> **TASK STATEMENT**
Skip the pictures. Repeat everything else in the records word for word.

Entries taken from a collection

┏━━

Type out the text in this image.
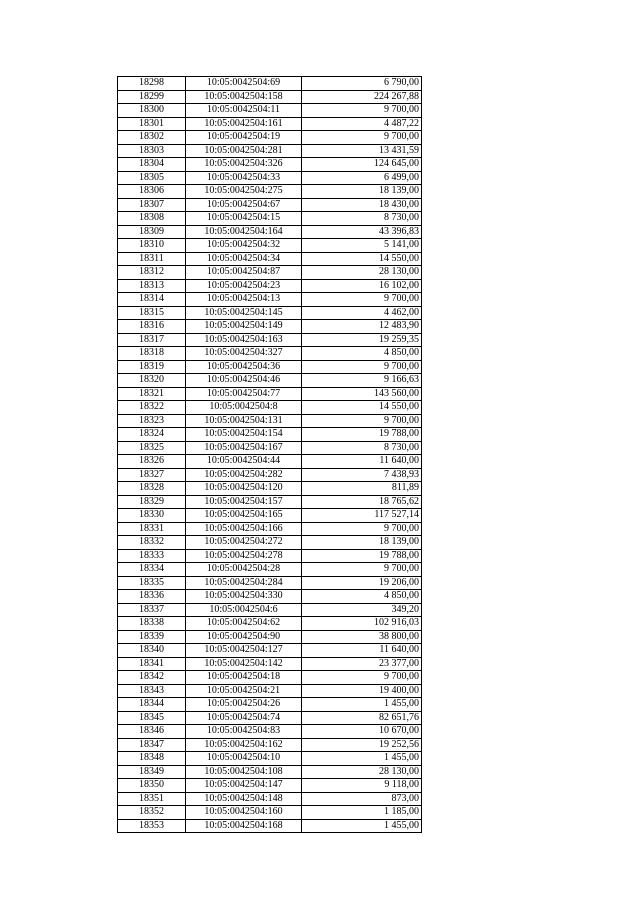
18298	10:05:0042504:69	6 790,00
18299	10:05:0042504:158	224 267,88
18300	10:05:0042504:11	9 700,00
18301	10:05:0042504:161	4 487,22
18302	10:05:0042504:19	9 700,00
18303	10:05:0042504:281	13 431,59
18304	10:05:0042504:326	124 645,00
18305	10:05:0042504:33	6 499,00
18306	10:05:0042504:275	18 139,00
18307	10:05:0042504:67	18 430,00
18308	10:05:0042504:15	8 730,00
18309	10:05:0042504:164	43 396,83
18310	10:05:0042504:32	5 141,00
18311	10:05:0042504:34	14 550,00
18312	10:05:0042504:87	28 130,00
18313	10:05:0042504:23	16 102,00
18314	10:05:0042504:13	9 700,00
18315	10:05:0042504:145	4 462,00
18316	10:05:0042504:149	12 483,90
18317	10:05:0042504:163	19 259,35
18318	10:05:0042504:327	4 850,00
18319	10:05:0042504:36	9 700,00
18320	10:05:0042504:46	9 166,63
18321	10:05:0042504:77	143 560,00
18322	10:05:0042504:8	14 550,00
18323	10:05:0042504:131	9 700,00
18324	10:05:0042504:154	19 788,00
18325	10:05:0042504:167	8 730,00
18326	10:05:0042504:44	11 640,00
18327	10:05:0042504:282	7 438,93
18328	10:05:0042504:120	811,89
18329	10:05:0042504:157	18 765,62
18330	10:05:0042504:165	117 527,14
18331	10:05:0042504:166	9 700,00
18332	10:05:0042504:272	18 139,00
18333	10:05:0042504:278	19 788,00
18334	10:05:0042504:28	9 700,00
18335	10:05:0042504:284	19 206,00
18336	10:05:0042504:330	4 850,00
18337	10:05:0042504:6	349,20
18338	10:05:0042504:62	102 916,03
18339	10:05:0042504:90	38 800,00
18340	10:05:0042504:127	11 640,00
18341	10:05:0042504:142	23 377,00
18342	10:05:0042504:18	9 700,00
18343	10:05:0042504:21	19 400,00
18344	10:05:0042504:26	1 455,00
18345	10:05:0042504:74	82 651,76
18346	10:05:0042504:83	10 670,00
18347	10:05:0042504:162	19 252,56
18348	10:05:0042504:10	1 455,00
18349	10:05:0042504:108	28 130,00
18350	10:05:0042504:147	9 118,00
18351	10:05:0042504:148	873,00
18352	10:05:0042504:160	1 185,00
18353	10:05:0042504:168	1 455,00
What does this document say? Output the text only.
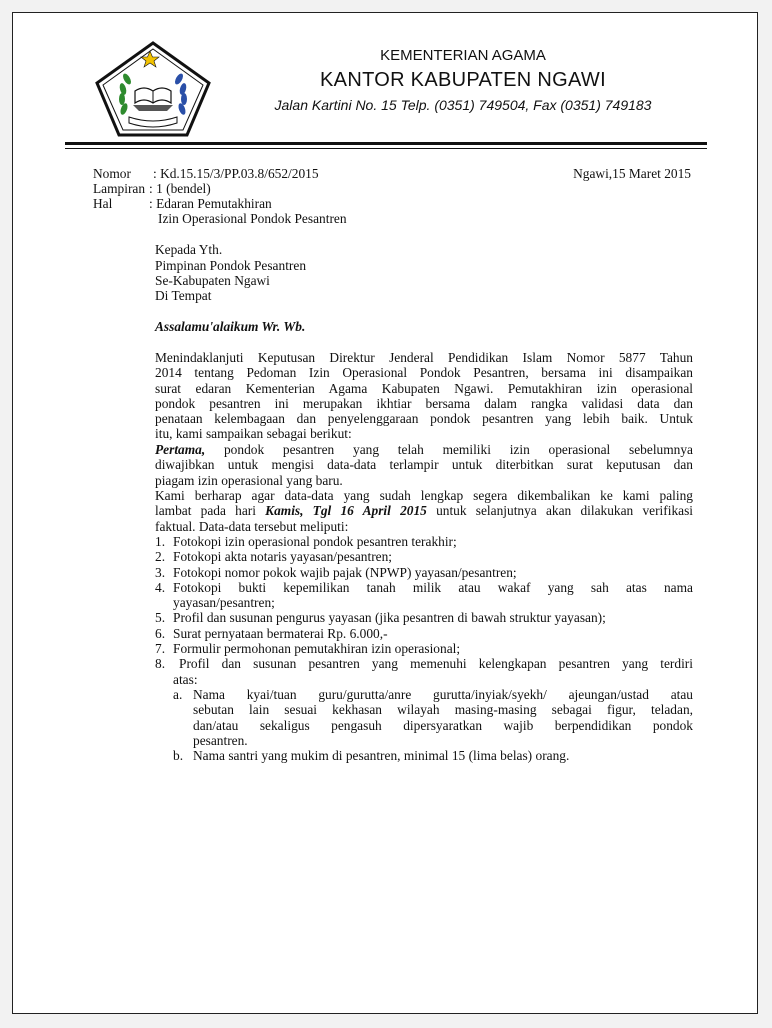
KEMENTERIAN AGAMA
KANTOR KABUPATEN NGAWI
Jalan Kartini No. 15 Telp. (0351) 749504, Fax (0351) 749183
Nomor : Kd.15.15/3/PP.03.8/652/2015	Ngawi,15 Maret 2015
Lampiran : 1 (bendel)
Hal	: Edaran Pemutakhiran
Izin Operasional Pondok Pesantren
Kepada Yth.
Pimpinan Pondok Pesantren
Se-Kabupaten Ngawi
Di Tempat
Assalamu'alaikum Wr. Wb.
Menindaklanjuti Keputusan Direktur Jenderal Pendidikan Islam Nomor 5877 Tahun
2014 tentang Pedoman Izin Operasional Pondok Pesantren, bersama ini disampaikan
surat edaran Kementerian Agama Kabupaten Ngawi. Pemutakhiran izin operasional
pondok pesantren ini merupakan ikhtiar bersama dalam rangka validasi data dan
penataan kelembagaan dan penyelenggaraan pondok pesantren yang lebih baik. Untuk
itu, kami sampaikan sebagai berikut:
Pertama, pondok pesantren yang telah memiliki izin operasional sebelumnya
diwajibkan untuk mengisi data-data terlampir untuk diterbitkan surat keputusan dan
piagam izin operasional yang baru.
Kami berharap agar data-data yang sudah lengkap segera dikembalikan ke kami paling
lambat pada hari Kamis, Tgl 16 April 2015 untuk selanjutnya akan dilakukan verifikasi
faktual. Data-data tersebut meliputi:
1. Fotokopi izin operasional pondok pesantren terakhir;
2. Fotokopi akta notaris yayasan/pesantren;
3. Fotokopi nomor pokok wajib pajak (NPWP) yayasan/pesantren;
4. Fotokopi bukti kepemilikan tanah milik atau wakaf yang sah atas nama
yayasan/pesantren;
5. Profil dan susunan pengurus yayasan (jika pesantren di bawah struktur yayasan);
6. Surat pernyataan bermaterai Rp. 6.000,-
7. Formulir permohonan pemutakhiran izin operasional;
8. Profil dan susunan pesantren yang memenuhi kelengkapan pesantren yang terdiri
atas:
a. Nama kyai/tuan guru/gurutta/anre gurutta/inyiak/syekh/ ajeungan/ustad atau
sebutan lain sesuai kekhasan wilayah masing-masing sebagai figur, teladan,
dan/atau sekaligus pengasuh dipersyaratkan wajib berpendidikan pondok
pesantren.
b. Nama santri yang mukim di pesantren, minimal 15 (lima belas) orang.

┗━━

> **FULL RESPONSE**
Type out the text in this image.
18298	10:05:0042504:69	6 790,00
18299	10:05:0042504:158	224 267,88
18300	10:05:0042504:11	9 700,00
18301	10:05:0042504:161	4 487,22
18302	10:05:0042504:19	9 700,00
18303	10:05:0042504:281	13 431,59
18304	10:05:0042504:326	124 645,00
18305	10:05:0042504:33	6 499,00
18306	10:05:0042504:275	18 139,00
18307	10:05:0042504:67	18 430,00
18308	10:05:0042504:15	8 730,00
18309	10:05:0042504:164	43 396,83
18310	10:05:0042504:32	5 141,00
18311	10:05:0042504:34	14 550,00
18312	10:05:0042504:87	28 130,00
18313	10:05:0042504:23	16 102,00
18314	10:05:0042504:13	9 700,00
18315	10:05:0042504:145	4 462,00
18316	10:05:0042504:149	12 483,90
18317	10:05:0042504:163	19 259,35
18318	10:05:0042504:327	4 850,00
18319	10:05:0042504:36	9 700,00
18320	10:05:0042504:46	9 166,63
18321	10:05:0042504:77	143 560,00
18322	10:05:0042504:8	14 550,00
18323	10:05:0042504:131	9 700,00
18324	10:05:0042504:154	19 788,00
18325	10:05:0042504:167	8 730,00
18326	10:05:0042504:44	11 640,00
18327	10:05:0042504:282	7 438,93
18328	10:05:0042504:120	811,89
18329	10:05:0042504:157	18 765,62
18330	10:05:0042504:165	117 527,14
18331	10:05:0042504:166	9 700,00
18332	10:05:0042504:272	18 139,00
18333	10:05:0042504:278	19 788,00
18334	10:05:0042504:28	9 700,00
18335	10:05:0042504:284	19 206,00
18336	10:05:0042504:330	4 850,00
18337	10:05:0042504:6	349,20
18338	10:05:0042504:62	102 916,03
18339	10:05:0042504:90	38 800,00
18340	10:05:0042504:127	11 640,00
18341	10:05:0042504:142	23 377,00
18342	10:05:0042504:18	9 700,00
18343	10:05:0042504:21	19 400,00
18344	10:05:0042504:26	1 455,00
18345	10:05:0042504:74	82 651,76
18346	10:05:0042504:83	10 670,00
18347	10:05:0042504:162	19 252,56
18348	10:05:0042504:10	1 455,00
18349	10:05:0042504:108	28 130,00
18350	10:05:0042504:147	9 118,00
18351	10:05:0042504:148	873,00
18352	10:05:0042504:160	1 185,00
18353	10:05:0042504:168	1 455,00
What does this document say? Output the text only.
KEMENTERIAN AGAMA
KANTOR KABUPATEN NGAWI
Jalan Kartini No. 15 Telp. (0351) 749504, Fax (0351) 749183
Nomor : Kd.15.15/3/PP.03.8/652/2015	Ngawi,15 Maret 2015
Lampiran : 1 (bendel)
Hal	: Edaran Pemutakhiran
Izin Operasional Pondok Pesantren
Kepada Yth.
Pimpinan Pondok Pesantren
Se-Kabupaten Ngawi
Di Tempat
Assalamu'alaikum Wr. Wb.
Menindaklanjuti Keputusan Direktur Jenderal Pendidikan Islam Nomor 5877 Tahun
2014 tentang Pedoman Izin Operasional Pondok Pesantren, bersama ini disampaikan
surat edaran Kementerian Agama Kabupaten Ngawi. Pemutakhiran izin operasional
pondok pesantren ini merupakan ikhtiar bersama dalam rangka validasi data dan
penataan kelembagaan dan penyelenggaraan pondok pesantren yang lebih baik. Untuk
itu, kami sampaikan sebagai berikut:
Pertama, pondok pesantren yang telah memiliki izin operasional sebelumnya
diwajibkan untuk mengisi data-data terlampir untuk diterbitkan surat keputusan dan
piagam izin operasional yang baru.
Kami berharap agar data-data yang sudah lengkap segera dikembalikan ke kami paling
lambat pada hari Kamis, Tgl 16 April 2015 untuk selanjutnya akan dilakukan verifikasi
faktual. Data-data tersebut meliputi:
1. Fotokopi izin operasional pondok pesantren terakhir;
2. Fotokopi akta notaris yayasan/pesantren;
3. Fotokopi nomor pokok wajib pajak (NPWP) yayasan/pesantren;
4. Fotokopi bukti kepemilikan tanah milik atau wakaf yang sah atas nama
yayasan/pesantren;
5. Profil dan susunan pengurus yayasan (jika pesantren di bawah struktur yayasan);
6. Surat pernyataan bermaterai Rp. 6.000,-
7. Formulir permohonan pemutakhiran izin operasional;
8. Profil dan susunan pesantren yang memenuhi kelengkapan pesantren yang terdiri
atas:
a. Nama kyai/tuan guru/gurutta/anre gurutta/inyiak/syekh/ ajeungan/ustad atau
sebutan lain sesuai kekhasan wilayah masing-masing sebagai figur, teladan,
dan/atau sekaligus pengasuh dipersyaratkan wajib berpendidikan pondok
pesantren.
b. Nama santri yang mukim di pesantren, minimal 15 (lima belas) orang.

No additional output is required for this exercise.